Your instructions
The data below should be printed in full, exactly, and without any of its images.

Supplied records
>>>>
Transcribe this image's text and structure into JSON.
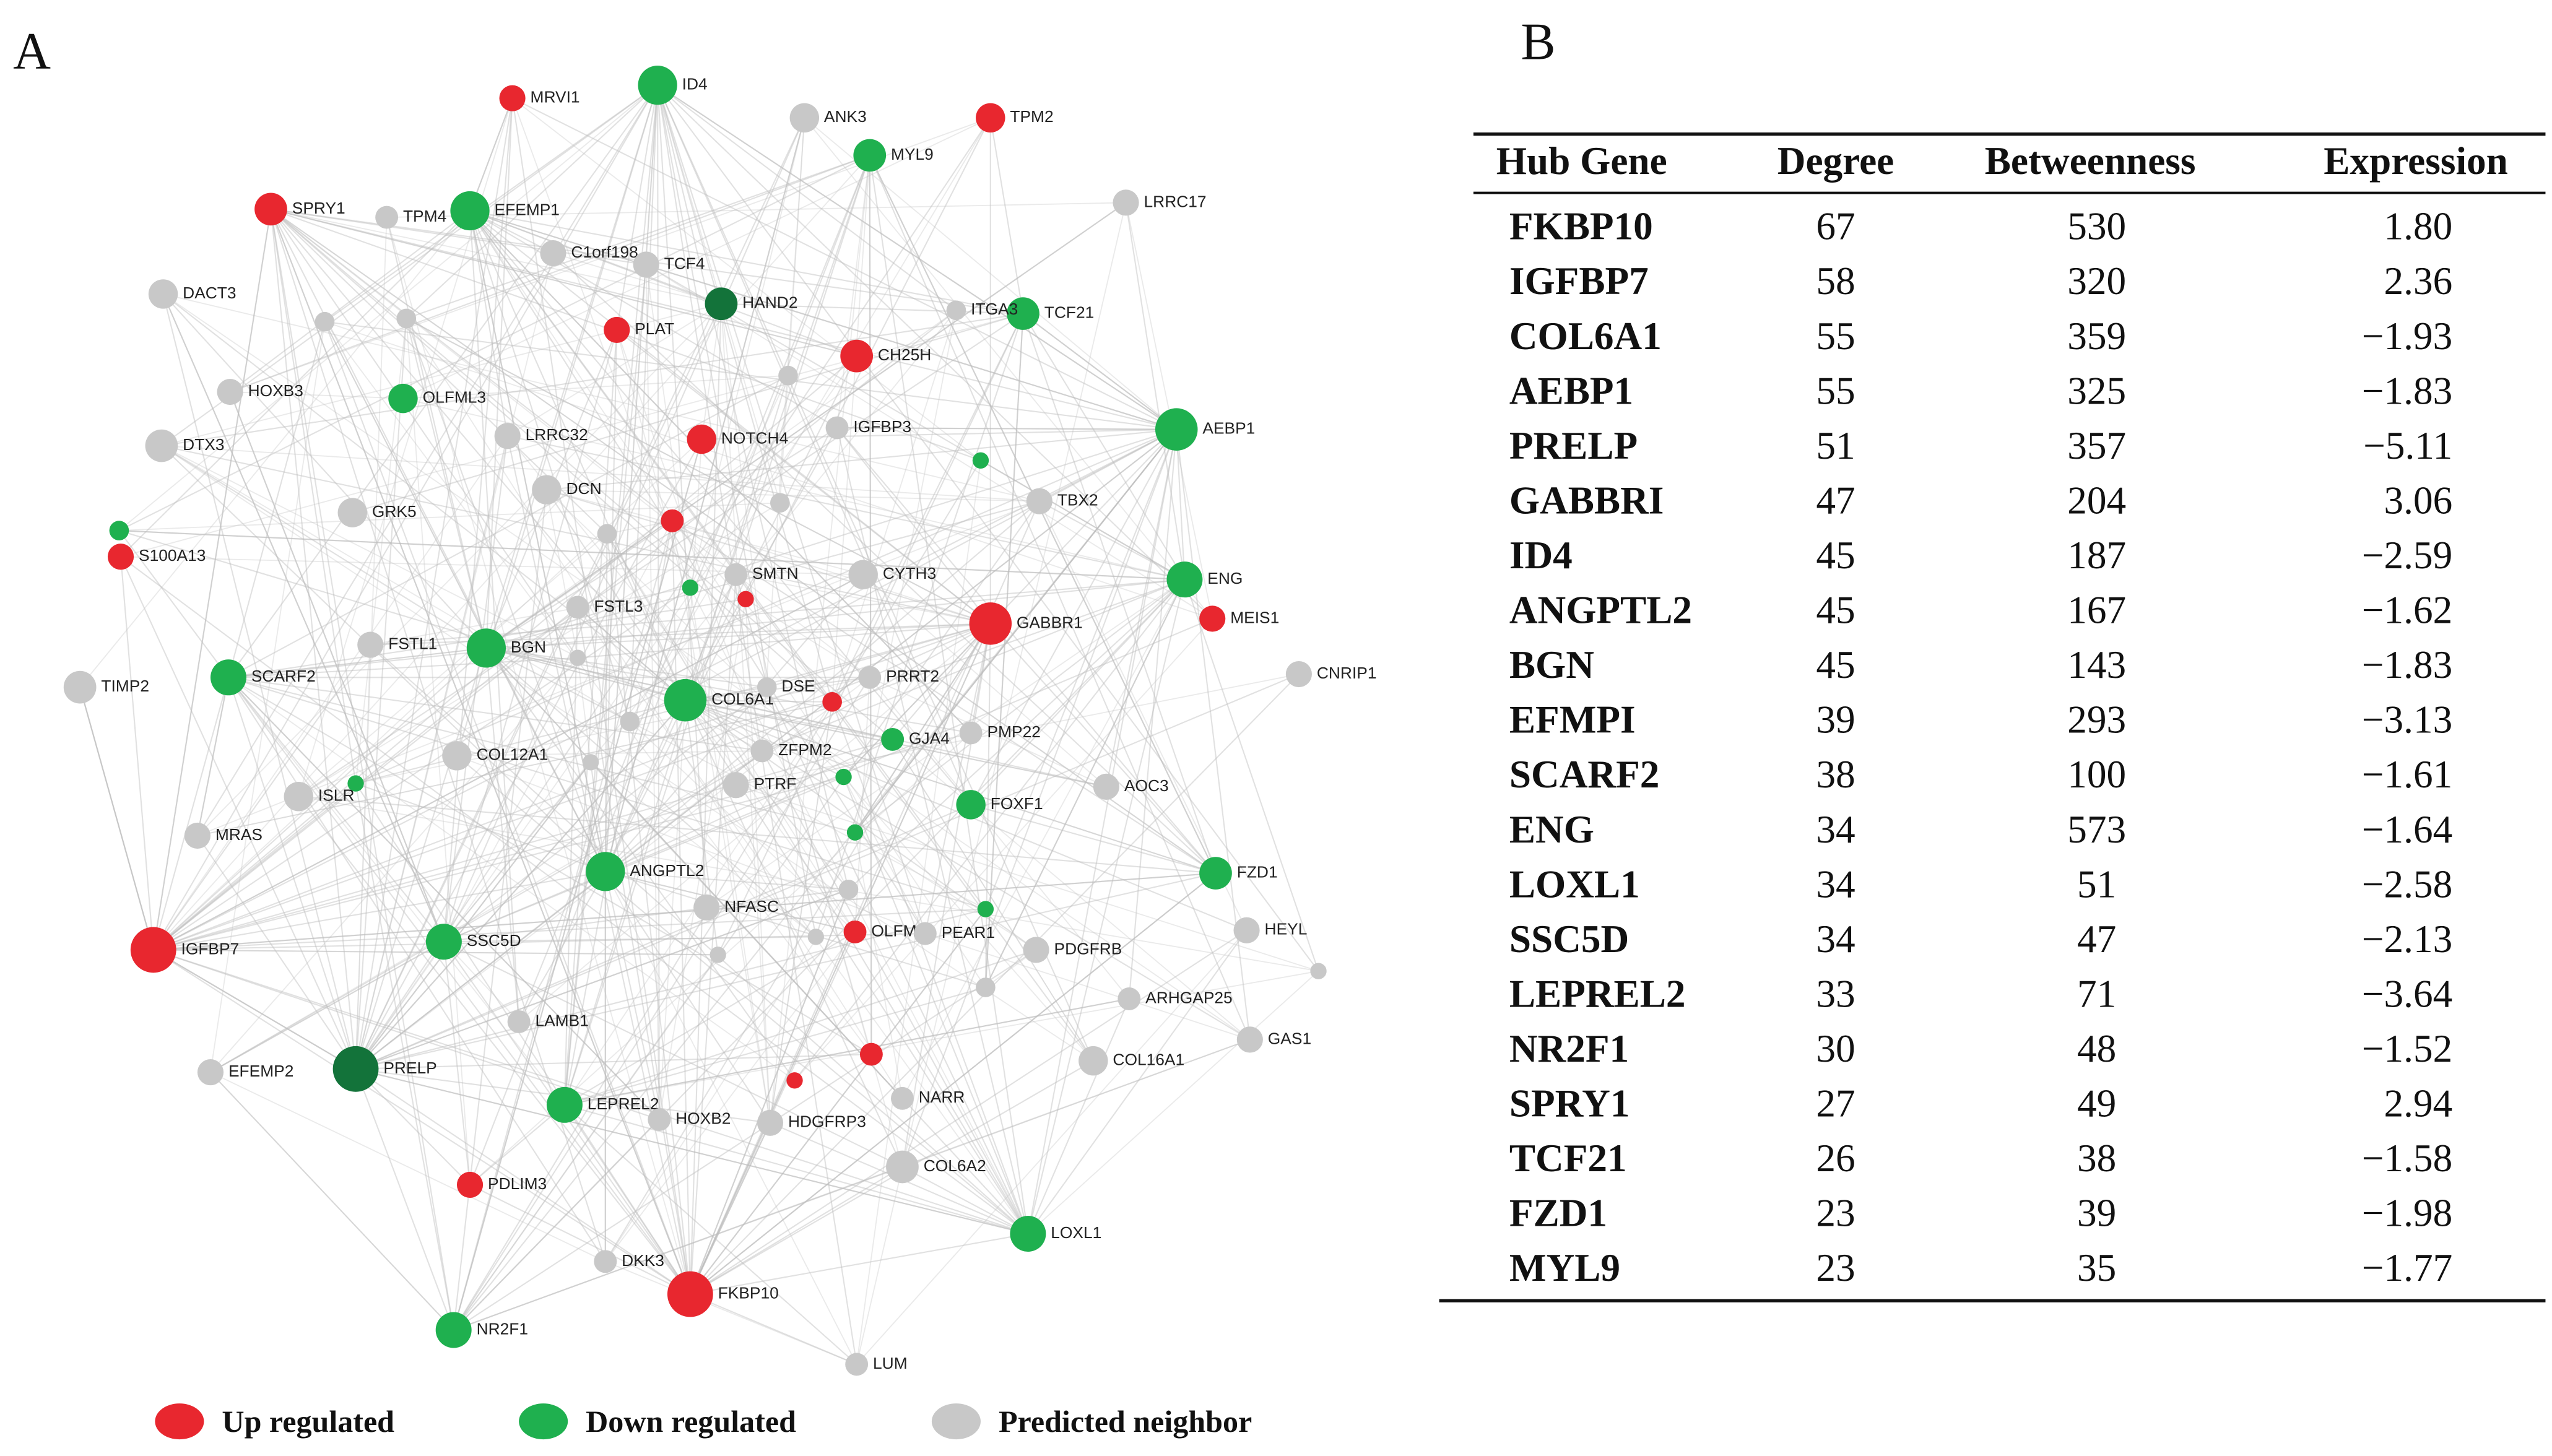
{
  "panel_a": {
    "label": "A",
    "legend": [
      {
        "name": "Up regulated",
        "group": "up",
        "color": "#e8272f"
      },
      {
        "name": "Down regulated",
        "group": "down",
        "color": "#1fb04f"
      },
      {
        "name": "Predicted neighbor",
        "group": "neighbor",
        "color": "#c8c8c8"
      }
    ],
    "nodes": [
      {
        "label": "MRVI1",
        "group": "up"
      },
      {
        "label": "ID4",
        "group": "down"
      },
      {
        "label": "ANK3",
        "group": "neighbor"
      },
      {
        "label": "TPM2",
        "group": "up"
      },
      {
        "label": "MYL9",
        "group": "down"
      },
      {
        "label": "SPRY1",
        "group": "up"
      },
      {
        "label": "TPM4",
        "group": "neighbor"
      },
      {
        "label": "EFEMP1",
        "group": "down"
      },
      {
        "label": "LRRC17",
        "group": "neighbor"
      },
      {
        "label": "C1orf198",
        "group": "neighbor"
      },
      {
        "label": "TCF4",
        "group": "neighbor"
      },
      {
        "label": "DACT3",
        "group": "neighbor"
      },
      {
        "label": "HAND2",
        "group": "down"
      },
      {
        "label": "PLAT",
        "group": "up"
      },
      {
        "label": "TCF21",
        "group": "down"
      },
      {
        "label": "CH25H",
        "group": "up"
      },
      {
        "label": "ITGA3",
        "group": "neighbor"
      },
      {
        "label": "HOXB3",
        "group": "neighbor"
      },
      {
        "label": "OLFML3",
        "group": "down"
      },
      {
        "label": "AEBP1",
        "group": "down"
      },
      {
        "label": "DTX3",
        "group": "neighbor"
      },
      {
        "label": "LRRC32",
        "group": "neighbor"
      },
      {
        "label": "NOTCH4",
        "group": "up"
      },
      {
        "label": "IGFBP3",
        "group": "neighbor"
      },
      {
        "label": "TBX2",
        "group": "neighbor"
      },
      {
        "label": "DCN",
        "group": "neighbor"
      },
      {
        "label": "GRK5",
        "group": "neighbor"
      },
      {
        "label": "S100A13",
        "group": "up"
      },
      {
        "label": "ENG",
        "group": "down"
      },
      {
        "label": "SMTN",
        "group": "neighbor"
      },
      {
        "label": "CYTH3",
        "group": "neighbor"
      },
      {
        "label": "MEIS1",
        "group": "up"
      },
      {
        "label": "GABBR1",
        "group": "up"
      },
      {
        "label": "FSTL3",
        "group": "neighbor"
      },
      {
        "label": "FSTL1",
        "group": "neighbor"
      },
      {
        "label": "BGN",
        "group": "down"
      },
      {
        "label": "SCARF2",
        "group": "down"
      },
      {
        "label": "TIMP2",
        "group": "neighbor"
      },
      {
        "label": "CNRIP1",
        "group": "neighbor"
      },
      {
        "label": "COL6A1",
        "group": "down"
      },
      {
        "label": "DSE",
        "group": "neighbor"
      },
      {
        "label": "PRRT2",
        "group": "neighbor"
      },
      {
        "label": "PMP22",
        "group": "neighbor"
      },
      {
        "label": "GJA4",
        "group": "down"
      },
      {
        "label": "ZFPM2",
        "group": "neighbor"
      },
      {
        "label": "COL12A1",
        "group": "neighbor"
      },
      {
        "label": "AOC3",
        "group": "neighbor"
      },
      {
        "label": "ISLR",
        "group": "neighbor"
      },
      {
        "label": "PTRF",
        "group": "neighbor"
      },
      {
        "label": "FOXF1",
        "group": "down"
      },
      {
        "label": "MRAS",
        "group": "neighbor"
      },
      {
        "label": "ANGPTL2",
        "group": "down"
      },
      {
        "label": "FZD1",
        "group": "down"
      },
      {
        "label": "NFASC",
        "group": "neighbor"
      },
      {
        "label": "HEYL",
        "group": "neighbor"
      },
      {
        "label": "OLFML1",
        "group": "up"
      },
      {
        "label": "PEAR1",
        "group": "neighbor"
      },
      {
        "label": "IGFBP7",
        "group": "up"
      },
      {
        "label": "SSC5D",
        "group": "down"
      },
      {
        "label": "PDGFRB",
        "group": "neighbor"
      },
      {
        "label": "ARHGAP25",
        "group": "neighbor"
      },
      {
        "label": "LAMB1",
        "group": "neighbor"
      },
      {
        "label": "GAS1",
        "group": "neighbor"
      },
      {
        "label": "EFEMP2",
        "group": "neighbor"
      },
      {
        "label": "PRELP",
        "group": "down"
      },
      {
        "label": "COL16A1",
        "group": "neighbor"
      },
      {
        "label": "LEPREL2",
        "group": "down"
      },
      {
        "label": "HOXB2",
        "group": "neighbor"
      },
      {
        "label": "NARR",
        "group": "neighbor"
      },
      {
        "label": "HDGFRP3",
        "group": "neighbor"
      },
      {
        "label": "COL6A2",
        "group": "neighbor"
      },
      {
        "label": "PDLIM3",
        "group": "up"
      },
      {
        "label": "LOXL1",
        "group": "down"
      },
      {
        "label": "DKK3",
        "group": "neighbor"
      },
      {
        "label": "FKBP10",
        "group": "up"
      },
      {
        "label": "NR2F1",
        "group": "down"
      },
      {
        "label": "LUM",
        "group": "neighbor"
      }
    ]
  },
  "panel_b": {
    "label": "B",
    "table": {
      "header": [
        "Hub Gene",
        "Degree",
        "Betweenness",
        "Expression"
      ],
      "rows": [
        [
          "FKBP10",
          "67",
          "530",
          "1.80"
        ],
        [
          "IGFBP7",
          "58",
          "320",
          "2.36"
        ],
        [
          "COL6A1",
          "55",
          "359",
          "−1.93"
        ],
        [
          "AEBP1",
          "55",
          "325",
          "−1.83"
        ],
        [
          "PRELP",
          "51",
          "357",
          "−5.11"
        ],
        [
          "GABBRI",
          "47",
          "204",
          "3.06"
        ],
        [
          "ID4",
          "45",
          "187",
          "−2.59"
        ],
        [
          "ANGPTL2",
          "45",
          "167",
          "−1.62"
        ],
        [
          "BGN",
          "45",
          "143",
          "−1.83"
        ],
        [
          "EFMPI",
          "39",
          "293",
          "−3.13"
        ],
        [
          "SCARF2",
          "38",
          "100",
          "−1.61"
        ],
        [
          "ENG",
          "34",
          "573",
          "−1.64"
        ],
        [
          "LOXL1",
          "34",
          "51",
          "−2.58"
        ],
        [
          "SSC5D",
          "34",
          "47",
          "−2.13"
        ],
        [
          "LEPREL2",
          "33",
          "71",
          "−3.64"
        ],
        [
          "NR2F1",
          "30",
          "48",
          "−1.52"
        ],
        [
          "SPRY1",
          "27",
          "49",
          "2.94"
        ],
        [
          "TCF21",
          "26",
          "38",
          "−1.58"
        ],
        [
          "FZD1",
          "23",
          "39",
          "−1.98"
        ],
        [
          "MYL9",
          "23",
          "35",
          "−1.77"
        ]
      ]
    }
  }
}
<<<<
Solution for this problem
Transcribe this image's text and structure into JSON.
{
  "panel_a": {
    "label": "A",
    "legend": [
      {
        "name": "Up regulated",
        "group": "up",
        "color": "#e8272f"
      },
      {
        "name": "Down regulated",
        "group": "down",
        "color": "#1fb04f"
      },
      {
        "name": "Predicted neighbor",
        "group": "neighbor",
        "color": "#c8c8c8"
      }
    ],
    "nodes": [
      {
        "label": "MRVI1",
        "group": "up"
      },
      {
        "label": "ID4",
        "group": "down"
      },
      {
        "label": "ANK3",
        "group": "neighbor"
      },
      {
        "label": "TPM2",
        "group": "up"
      },
      {
        "label": "MYL9",
        "group": "down"
      },
      {
        "label": "SPRY1",
        "group": "up"
      },
      {
        "label": "TPM4",
        "group": "neighbor"
      },
      {
        "label": "EFEMP1",
        "group": "down"
      },
      {
        "label": "LRRC17",
        "group": "neighbor"
      },
      {
        "label": "C1orf198",
        "group": "neighbor"
      },
      {
        "label": "TCF4",
        "group": "neighbor"
      },
      {
        "label": "DACT3",
        "group": "neighbor"
      },
      {
        "label": "HAND2",
        "group": "down"
      },
      {
        "label": "PLAT",
        "group": "up"
      },
      {
        "label": "TCF21",
        "group": "down"
      },
      {
        "label": "CH25H",
        "group": "up"
      },
      {
        "label": "ITGA3",
        "group": "neighbor"
      },
      {
        "label": "HOXB3",
        "group": "neighbor"
      },
      {
        "label": "OLFML3",
        "group": "down"
      },
      {
        "label": "AEBP1",
        "group": "down"
      },
      {
        "label": "DTX3",
        "group": "neighbor"
      },
      {
        "label": "LRRC32",
        "group": "neighbor"
      },
      {
        "label": "NOTCH4",
        "group": "up"
      },
      {
        "label": "IGFBP3",
        "group": "neighbor"
      },
      {
        "label": "TBX2",
        "group": "neighbor"
      },
      {
        "label": "DCN",
        "group": "neighbor"
      },
      {
        "label": "GRK5",
        "group": "neighbor"
      },
      {
        "label": "S100A13",
        "group": "up"
      },
      {
        "label": "ENG",
        "group": "down"
      },
      {
        "label": "SMTN",
        "group": "neighbor"
      },
      {
        "label": "CYTH3",
        "group": "neighbor"
      },
      {
        "label": "MEIS1",
        "group": "up"
      },
      {
        "label": "GABBR1",
        "group": "up"
      },
      {
        "label": "FSTL3",
        "group": "neighbor"
      },
      {
        "label": "FSTL1",
        "group": "neighbor"
      },
      {
        "label": "BGN",
        "group": "down"
      },
      {
        "label": "SCARF2",
        "group": "down"
      },
      {
        "label": "TIMP2",
        "group": "neighbor"
      },
      {
        "label": "CNRIP1",
        "group": "neighbor"
      },
      {
        "label": "COL6A1",
        "group": "down"
      },
      {
        "label": "DSE",
        "group": "neighbor"
      },
      {
        "label": "PRRT2",
        "group": "neighbor"
      },
      {
        "label": "PMP22",
        "group": "neighbor"
      },
      {
        "label": "GJA4",
        "group": "down"
      },
      {
        "label": "ZFPM2",
        "group": "neighbor"
      },
      {
        "label": "COL12A1",
        "group": "neighbor"
      },
      {
        "label": "AOC3",
        "group": "neighbor"
      },
      {
        "label": "ISLR",
        "group": "neighbor"
      },
      {
        "label": "PTRF",
        "group": "neighbor"
      },
      {
        "label": "FOXF1",
        "group": "down"
      },
      {
        "label": "MRAS",
        "group": "neighbor"
      },
      {
        "label": "ANGPTL2",
        "group": "down"
      },
      {
        "label": "FZD1",
        "group": "down"
      },
      {
        "label": "NFASC",
        "group": "neighbor"
      },
      {
        "label": "HEYL",
        "group": "neighbor"
      },
      {
        "label": "OLFML1",
        "group": "up"
      },
      {
        "label": "PEAR1",
        "group": "neighbor"
      },
      {
        "label": "IGFBP7",
        "group": "up"
      },
      {
        "label": "SSC5D",
        "group": "down"
      },
      {
        "label": "PDGFRB",
        "group": "neighbor"
      },
      {
        "label": "ARHGAP25",
        "group": "neighbor"
      },
      {
        "label": "LAMB1",
        "group": "neighbor"
      },
      {
        "label": "GAS1",
        "group": "neighbor"
      },
      {
        "label": "EFEMP2",
        "group": "neighbor"
      },
      {
        "label": "PRELP",
        "group": "down"
      },
      {
        "label": "COL16A1",
        "group": "neighbor"
      },
      {
        "label": "LEPREL2",
        "group": "down"
      },
      {
        "label": "HOXB2",
        "group": "neighbor"
      },
      {
        "label": "NARR",
        "group": "neighbor"
      },
      {
        "label": "HDGFRP3",
        "group": "neighbor"
      },
      {
        "label": "COL6A2",
        "group": "neighbor"
      },
      {
        "label": "PDLIM3",
        "group": "up"
      },
      {
        "label": "LOXL1",
        "group": "down"
      },
      {
        "label": "DKK3",
        "group": "neighbor"
      },
      {
        "label": "FKBP10",
        "group": "up"
      },
      {
        "label": "NR2F1",
        "group": "down"
      },
      {
        "label": "LUM",
        "group": "neighbor"
      }
    ]
  },
  "panel_b": {
    "label": "B",
    "table": {
      "header": [
        "Hub Gene",
        "Degree",
        "Betweenness",
        "Expression"
      ],
      "rows": [
        [
          "FKBP10",
          "67",
          "530",
          "1.80"
        ],
        [
          "IGFBP7",
          "58",
          "320",
          "2.36"
        ],
        [
          "COL6A1",
          "55",
          "359",
          "−1.93"
        ],
        [
          "AEBP1",
          "55",
          "325",
          "−1.83"
        ],
        [
          "PRELP",
          "51",
          "357",
          "−5.11"
        ],
        [
          "GABBRI",
          "47",
          "204",
          "3.06"
        ],
        [
          "ID4",
          "45",
          "187",
          "−2.59"
        ],
        [
          "ANGPTL2",
          "45",
          "167",
          "−1.62"
        ],
        [
          "BGN",
          "45",
          "143",
          "−1.83"
        ],
        [
          "EFMPI",
          "39",
          "293",
          "−3.13"
        ],
        [
          "SCARF2",
          "38",
          "100",
          "−1.61"
        ],
        [
          "ENG",
          "34",
          "573",
          "−1.64"
        ],
        [
          "LOXL1",
          "34",
          "51",
          "−2.58"
        ],
        [
          "SSC5D",
          "34",
          "47",
          "−2.13"
        ],
        [
          "LEPREL2",
          "33",
          "71",
          "−3.64"
        ],
        [
          "NR2F1",
          "30",
          "48",
          "−1.52"
        ],
        [
          "SPRY1",
          "27",
          "49",
          "2.94"
        ],
        [
          "TCF21",
          "26",
          "38",
          "−1.58"
        ],
        [
          "FZD1",
          "23",
          "39",
          "−1.98"
        ],
        [
          "MYL9",
          "23",
          "35",
          "−1.77"
        ]
      ]
    }
  }
}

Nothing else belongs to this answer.